### [WHAT THE EXERCISE ASKS]
Determine how many lines in these records hold "Thermoforming". Only the number is wanted.

========

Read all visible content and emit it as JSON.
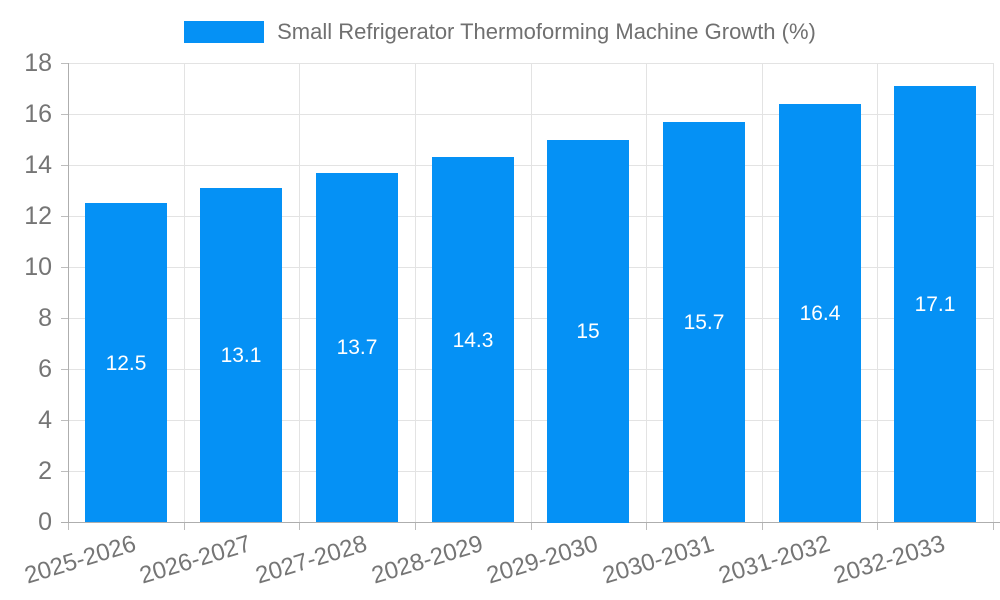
{
  "legend": {
    "label": "Small Refrigerator Thermoforming Machine Growth (%)"
  },
  "chart_data": {
    "type": "bar",
    "title": "Small Refrigerator Thermoforming Machine Growth (%)",
    "categories": [
      "2025-2026",
      "2026-2027",
      "2027-2028",
      "2028-2029",
      "2029-2030",
      "2030-2031",
      "2031-2032",
      "2032-2033"
    ],
    "values": [
      12.5,
      13.1,
      13.7,
      14.3,
      15,
      15.7,
      16.4,
      17.1
    ],
    "bar_labels": [
      "12.5",
      "13.1",
      "13.7",
      "14.3",
      "15",
      "15.7",
      "16.4",
      "17.1"
    ],
    "xlabel": "",
    "ylabel": "",
    "ylim": [
      0,
      18
    ],
    "ytick_step": 2,
    "ytick_labels": [
      "0",
      "2",
      "4",
      "6",
      "8",
      "10",
      "12",
      "14",
      "16",
      "18"
    ],
    "grid": true,
    "legend_position": "top",
    "value_label_position": "inside-center"
  },
  "colors": {
    "bar": "#0591f5",
    "grid": "#e3e3e3",
    "axis": "#aeaeae",
    "tick": "#bdbdbd",
    "axis_text": "#757575",
    "legend_text": "#707070",
    "value_label": "#ffffff",
    "background": "#ffffff"
  }
}
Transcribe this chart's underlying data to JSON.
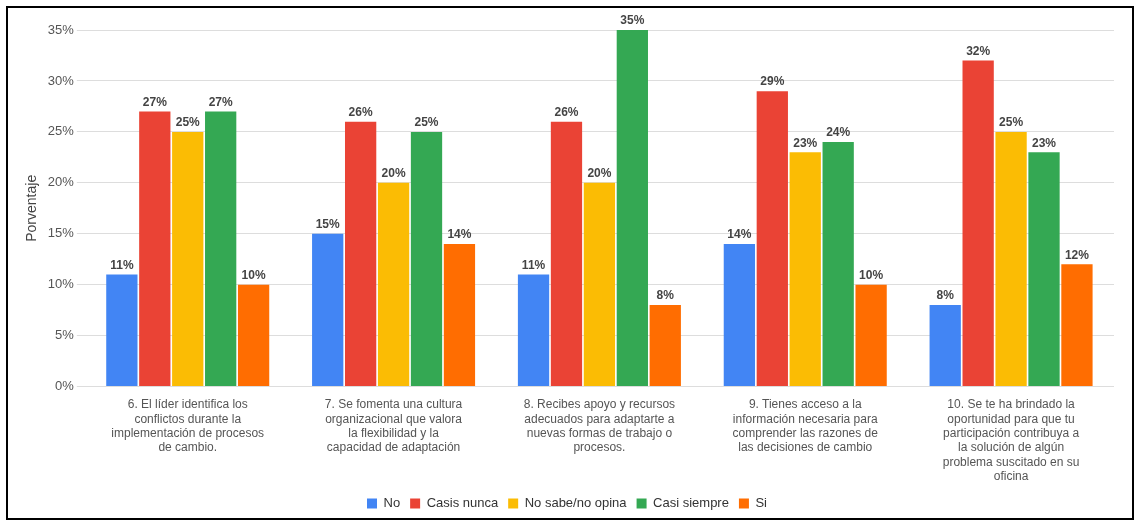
{
  "chart_data": {
    "type": "bar",
    "ylabel": "Porventaje",
    "categories": [
      "6. El líder identifica los conflictos durante la implementación de procesos de cambio.",
      "7. Se fomenta una cultura organizacional que valora la flexibilidad y la capacidad de adaptación",
      "8. Recibes apoyo y recursos adecuados para adaptarte a nuevas formas de trabajo o procesos.",
      "9. Tienes acceso a la información necesaria para comprender las razones de las decisiones de cambio",
      "10. Se te ha brindado la oportunidad para que tu participación contribuya a la solución de algún problema suscitado en su oficina"
    ],
    "series": [
      {
        "name": "No",
        "color": "#4285f4",
        "values": [
          11,
          15,
          11,
          14,
          8
        ],
        "value_labels": [
          "11%",
          "15%",
          "11%",
          "14%",
          "8%"
        ]
      },
      {
        "name": "Casis nunca",
        "color": "#ea4335",
        "values": [
          27,
          26,
          26,
          29,
          32
        ],
        "value_labels": [
          "27%",
          "26%",
          "26%",
          "29%",
          "32%"
        ]
      },
      {
        "name": "No sabe/no opina",
        "color": "#fbbc04",
        "values": [
          25,
          20,
          20,
          23,
          25
        ],
        "value_labels": [
          "25%",
          "20%",
          "20%",
          "23%",
          "25%"
        ]
      },
      {
        "name": "Casi siempre",
        "color": "#34a853",
        "values": [
          27,
          25,
          35,
          24,
          23
        ],
        "value_labels": [
          "27%",
          "25%",
          "35%",
          "24%",
          "23%"
        ]
      },
      {
        "name": "Si",
        "color": "#ff6d01",
        "values": [
          10,
          14,
          8,
          10,
          12
        ],
        "value_labels": [
          "10%",
          "14%",
          "8%",
          "10%",
          "12%"
        ]
      }
    ],
    "ylim": [
      0,
      35
    ],
    "yticks": [
      {
        "value": 0,
        "label": "0%"
      },
      {
        "value": 5,
        "label": "5%"
      },
      {
        "value": 10,
        "label": "10%"
      },
      {
        "value": 15,
        "label": "15%"
      },
      {
        "value": 20,
        "label": "20%"
      },
      {
        "value": 25,
        "label": "25%"
      },
      {
        "value": 30,
        "label": "30%"
      },
      {
        "value": 35,
        "label": "35%"
      }
    ],
    "grid": "y",
    "legend": "bottom"
  }
}
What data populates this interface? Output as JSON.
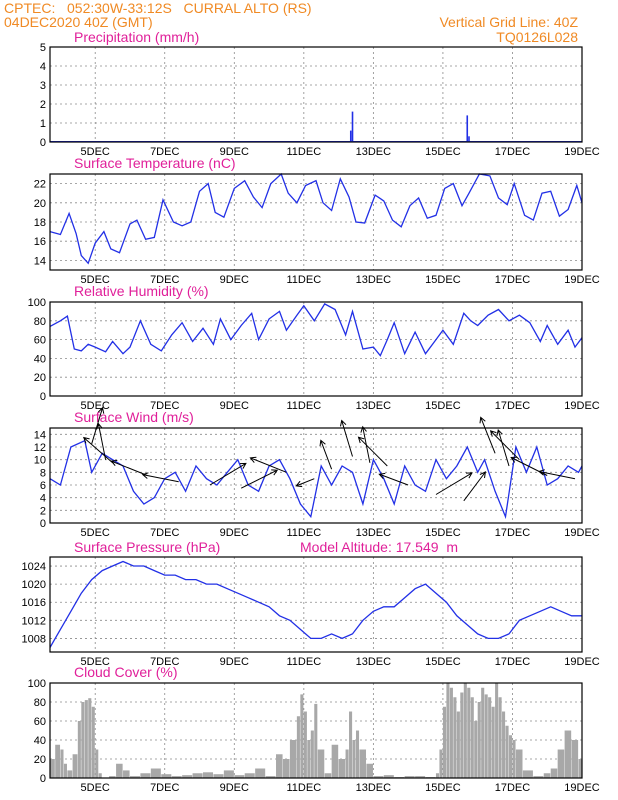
{
  "header": {
    "location": "CPTEC:   052:30W-33:12S   CURRAL ALTO (RS)",
    "init": "04DEC2020 40Z (GMT)",
    "vgrid": "Vertical Grid Line: 40Z",
    "code": "TQ0126L028"
  },
  "x_tick_labels": [
    "5DEC",
    "7DEC",
    "9DEC",
    "11DEC",
    "13DEC",
    "15DEC",
    "17DEC",
    "19DEC"
  ],
  "colors": {
    "line": "#2230e6",
    "cloud_fill": "#a8a8a8",
    "title": "#e0209a",
    "header": "#f08a24"
  },
  "chart_data": [
    {
      "type": "bar",
      "title": "Precipitation (mm/h)",
      "xlim": [
        3.7,
        19
      ],
      "ylim": [
        0,
        5
      ],
      "yticks": [
        "0",
        "1",
        "2",
        "3",
        "4",
        "5"
      ],
      "x": [
        4,
        5,
        6,
        7,
        8,
        9,
        10,
        11,
        12,
        12.35,
        12.4,
        13,
        14,
        15,
        15.7,
        15.75,
        16,
        17,
        18,
        19
      ],
      "values": [
        0,
        0,
        0,
        0,
        0,
        0,
        0,
        0.05,
        0.05,
        0.6,
        1.6,
        0,
        0,
        0.05,
        1.4,
        0.3,
        0,
        0,
        0,
        0
      ]
    },
    {
      "type": "line",
      "title": "Surface Temperature (nC)",
      "xlim": [
        3.7,
        19
      ],
      "ylim": [
        13,
        23
      ],
      "yticks": [
        "14",
        "16",
        "18",
        "20",
        "22"
      ],
      "x": [
        3.7,
        4.0,
        4.25,
        4.45,
        4.6,
        4.8,
        5.0,
        5.25,
        5.45,
        5.7,
        6.0,
        6.2,
        6.45,
        6.7,
        6.95,
        7.25,
        7.5,
        7.75,
        8.0,
        8.25,
        8.45,
        8.7,
        9.0,
        9.3,
        9.55,
        9.8,
        10.05,
        10.35,
        10.55,
        10.8,
        11.05,
        11.35,
        11.55,
        11.8,
        12.05,
        12.3,
        12.5,
        12.75,
        13.05,
        13.3,
        13.55,
        13.8,
        14.05,
        14.3,
        14.55,
        14.8,
        15.05,
        15.3,
        15.55,
        15.75,
        16.05,
        16.35,
        16.6,
        16.85,
        17.05,
        17.35,
        17.6,
        17.85,
        18.1,
        18.35,
        18.6,
        18.85,
        19.0
      ],
      "values": [
        17.0,
        16.7,
        18.9,
        16.8,
        14.5,
        13.7,
        15.8,
        17.0,
        15.2,
        14.8,
        17.8,
        18.2,
        16.2,
        16.4,
        20.3,
        18.0,
        17.6,
        18.0,
        21.2,
        22.0,
        19.0,
        18.5,
        21.5,
        22.3,
        20.6,
        19.5,
        22.0,
        23.0,
        21.0,
        20.0,
        21.8,
        22.3,
        20.0,
        19.2,
        22.5,
        20.6,
        18.0,
        17.9,
        20.8,
        20.2,
        18.2,
        17.5,
        19.7,
        20.5,
        18.4,
        18.7,
        21.5,
        22.0,
        19.7,
        21.0,
        23.0,
        22.8,
        20.5,
        19.8,
        22.0,
        18.7,
        18.2,
        21.0,
        21.2,
        18.6,
        19.3,
        21.8,
        20.0
      ]
    },
    {
      "type": "line",
      "title": "Relative Humidity (%)",
      "xlim": [
        3.7,
        19
      ],
      "ylim": [
        0,
        100
      ],
      "yticks": [
        "0",
        "20",
        "40",
        "60",
        "80",
        "100"
      ],
      "x": [
        3.7,
        4.0,
        4.2,
        4.4,
        4.6,
        4.8,
        5.0,
        5.3,
        5.5,
        5.8,
        6.0,
        6.3,
        6.6,
        6.9,
        7.2,
        7.5,
        7.8,
        8.1,
        8.4,
        8.6,
        8.9,
        9.2,
        9.5,
        9.7,
        10.0,
        10.3,
        10.5,
        10.8,
        11.0,
        11.3,
        11.6,
        11.9,
        12.2,
        12.4,
        12.7,
        13.0,
        13.2,
        13.4,
        13.6,
        13.9,
        14.2,
        14.5,
        14.8,
        15.0,
        15.3,
        15.6,
        15.8,
        16.0,
        16.3,
        16.6,
        16.9,
        17.2,
        17.5,
        17.8,
        18.0,
        18.3,
        18.6,
        18.8,
        19.0
      ],
      "values": [
        74,
        80,
        85,
        50,
        48,
        55,
        52,
        47,
        58,
        45,
        52,
        80,
        55,
        48,
        65,
        78,
        58,
        72,
        55,
        82,
        60,
        75,
        88,
        60,
        82,
        90,
        70,
        86,
        96,
        80,
        98,
        92,
        65,
        90,
        50,
        52,
        43,
        60,
        78,
        45,
        68,
        45,
        60,
        70,
        55,
        88,
        80,
        75,
        86,
        92,
        80,
        86,
        78,
        58,
        75,
        55,
        70,
        52,
        62
      ]
    },
    {
      "type": "line",
      "title": "Surface Wind (m/s)",
      "xlim": [
        3.7,
        19
      ],
      "ylim": [
        0,
        15
      ],
      "yticks": [
        "0",
        "2",
        "4",
        "6",
        "8",
        "10",
        "12",
        "14"
      ],
      "x": [
        3.7,
        4.0,
        4.3,
        4.7,
        4.9,
        5.2,
        5.5,
        5.8,
        6.1,
        6.4,
        6.7,
        7.0,
        7.3,
        7.6,
        7.9,
        8.2,
        8.5,
        8.8,
        9.1,
        9.4,
        9.7,
        10.0,
        10.3,
        10.6,
        10.9,
        11.2,
        11.5,
        11.8,
        12.1,
        12.4,
        12.7,
        13.0,
        13.3,
        13.6,
        13.9,
        14.2,
        14.5,
        14.8,
        15.1,
        15.4,
        15.7,
        16.0,
        16.2,
        16.5,
        16.8,
        17.1,
        17.4,
        17.7,
        18.0,
        18.3,
        18.6,
        18.9,
        19.0
      ],
      "values": [
        7,
        6,
        12,
        13,
        8,
        11,
        10,
        9,
        5,
        3,
        4,
        7,
        8,
        5,
        9,
        7,
        6,
        8,
        10,
        6,
        5,
        9,
        10,
        7,
        3,
        1,
        9,
        6,
        9,
        8,
        3,
        10,
        7,
        3,
        9,
        6,
        5,
        10,
        7,
        9,
        12,
        8,
        10,
        5,
        1,
        12,
        8,
        12,
        6,
        7,
        9,
        8,
        9
      ]
    },
    {
      "type": "line",
      "title": "Surface Pressure (hPa)",
      "annotation": "Model Altitude: 17.549  m",
      "xlim": [
        3.7,
        19
      ],
      "ylim": [
        1005,
        1026
      ],
      "yticks": [
        "1008",
        "1012",
        "1016",
        "1020",
        "1024"
      ],
      "x": [
        3.7,
        4.0,
        4.3,
        4.6,
        4.9,
        5.2,
        5.5,
        5.8,
        6.1,
        6.4,
        6.7,
        7.0,
        7.3,
        7.6,
        7.9,
        8.2,
        8.5,
        8.8,
        9.1,
        9.4,
        9.7,
        10.0,
        10.3,
        10.6,
        10.9,
        11.2,
        11.5,
        11.8,
        12.1,
        12.4,
        12.7,
        13.0,
        13.3,
        13.6,
        13.9,
        14.2,
        14.5,
        14.8,
        15.1,
        15.4,
        15.7,
        16.0,
        16.3,
        16.6,
        16.9,
        17.2,
        17.5,
        17.8,
        18.1,
        18.4,
        18.7,
        19.0
      ],
      "values": [
        1006,
        1010,
        1014,
        1018,
        1021,
        1023,
        1024,
        1025,
        1024,
        1024,
        1023,
        1022,
        1022,
        1021,
        1021,
        1020,
        1020,
        1019,
        1018,
        1017,
        1016,
        1015,
        1013,
        1012,
        1010,
        1008,
        1008,
        1009,
        1008,
        1009,
        1012,
        1014,
        1015,
        1015,
        1017,
        1019,
        1020,
        1018,
        1016,
        1013,
        1011,
        1009,
        1008,
        1008,
        1009,
        1012,
        1013,
        1014,
        1015,
        1014,
        1013,
        1013
      ]
    },
    {
      "type": "bar",
      "title": "Cloud Cover (%)",
      "xlim": [
        3.7,
        19
      ],
      "ylim": [
        0,
        100
      ],
      "yticks": [
        "0",
        "20",
        "40",
        "60",
        "80",
        "100"
      ],
      "x": [
        3.7,
        3.85,
        4.0,
        4.1,
        4.2,
        4.35,
        4.5,
        4.6,
        4.7,
        4.8,
        4.9,
        5.0,
        5.1,
        5.2,
        5.4,
        5.6,
        5.8,
        6.0,
        6.3,
        6.6,
        6.9,
        7.2,
        7.5,
        7.8,
        8.1,
        8.4,
        8.7,
        9.0,
        9.3,
        9.6,
        9.9,
        10.2,
        10.4,
        10.6,
        10.8,
        10.9,
        11.0,
        11.1,
        11.2,
        11.3,
        11.4,
        11.6,
        11.8,
        12.0,
        12.2,
        12.3,
        12.4,
        12.5,
        12.6,
        12.8,
        13.0,
        13.3,
        13.6,
        13.9,
        14.2,
        14.5,
        14.8,
        14.9,
        15.0,
        15.1,
        15.2,
        15.3,
        15.4,
        15.5,
        15.6,
        15.7,
        15.8,
        15.9,
        16.0,
        16.1,
        16.2,
        16.3,
        16.4,
        16.5,
        16.6,
        16.7,
        16.8,
        16.9,
        17.0,
        17.1,
        17.3,
        17.6,
        17.9,
        18.1,
        18.3,
        18.5,
        18.7,
        18.9
      ],
      "values": [
        20,
        35,
        30,
        15,
        8,
        25,
        60,
        80,
        82,
        84,
        75,
        30,
        5,
        0,
        2,
        15,
        8,
        2,
        5,
        10,
        4,
        2,
        3,
        5,
        6,
        4,
        8,
        3,
        5,
        10,
        2,
        25,
        20,
        40,
        65,
        88,
        70,
        40,
        50,
        78,
        30,
        5,
        35,
        20,
        30,
        70,
        40,
        50,
        30,
        15,
        2,
        3,
        1,
        2,
        2,
        1,
        5,
        30,
        75,
        100,
        95,
        85,
        70,
        90,
        100,
        95,
        85,
        60,
        80,
        95,
        88,
        85,
        75,
        100,
        85,
        70,
        55,
        45,
        40,
        30,
        8,
        2,
        5,
        10,
        30,
        50,
        40,
        20
      ]
    }
  ],
  "wind_arrows": [
    {
      "x": 4.9,
      "y": 12.5,
      "u": 0.3,
      "v": 1.0
    },
    {
      "x": 5.3,
      "y": 10.0,
      "u": -0.2,
      "v": 1.0
    },
    {
      "x": 5.5,
      "y": 9.5,
      "u": -0.8,
      "v": 0.7
    },
    {
      "x": 6.5,
      "y": 7.5,
      "u": -1.0,
      "v": 0.4
    },
    {
      "x": 7.4,
      "y": 6.5,
      "u": -1.0,
      "v": 0.2
    },
    {
      "x": 8.3,
      "y": 6.0,
      "u": 1.0,
      "v": 0.6
    },
    {
      "x": 9.2,
      "y": 5.5,
      "u": 1.0,
      "v": 0.5
    },
    {
      "x": 10.5,
      "y": 8.0,
      "u": -1.0,
      "v": 0.4
    },
    {
      "x": 11.3,
      "y": 7.0,
      "u": -0.5,
      "v": -0.2
    },
    {
      "x": 11.8,
      "y": 8.5,
      "u": -0.3,
      "v": 0.8
    },
    {
      "x": 12.4,
      "y": 10.5,
      "u": -0.3,
      "v": 1.0
    },
    {
      "x": 12.9,
      "y": 9.5,
      "u": -0.2,
      "v": 1.0
    },
    {
      "x": 13.4,
      "y": 9.0,
      "u": -0.8,
      "v": 0.8
    },
    {
      "x": 14.0,
      "y": 6.0,
      "u": -0.8,
      "v": 0.3
    },
    {
      "x": 14.8,
      "y": 4.5,
      "u": 1.0,
      "v": 0.6
    },
    {
      "x": 15.6,
      "y": 3.5,
      "u": 0.6,
      "v": 0.8
    },
    {
      "x": 16.5,
      "y": 11.0,
      "u": -0.4,
      "v": 1.0
    },
    {
      "x": 16.9,
      "y": 9.0,
      "u": -0.3,
      "v": 1.0
    },
    {
      "x": 17.2,
      "y": 10.0,
      "u": -0.8,
      "v": 0.8
    },
    {
      "x": 18.0,
      "y": 7.5,
      "u": -1.0,
      "v": 0.5
    },
    {
      "x": 18.8,
      "y": 7.0,
      "u": -1.0,
      "v": 0.2
    }
  ]
}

========

### [RESPONSE FOR THIS EXERCISE]
2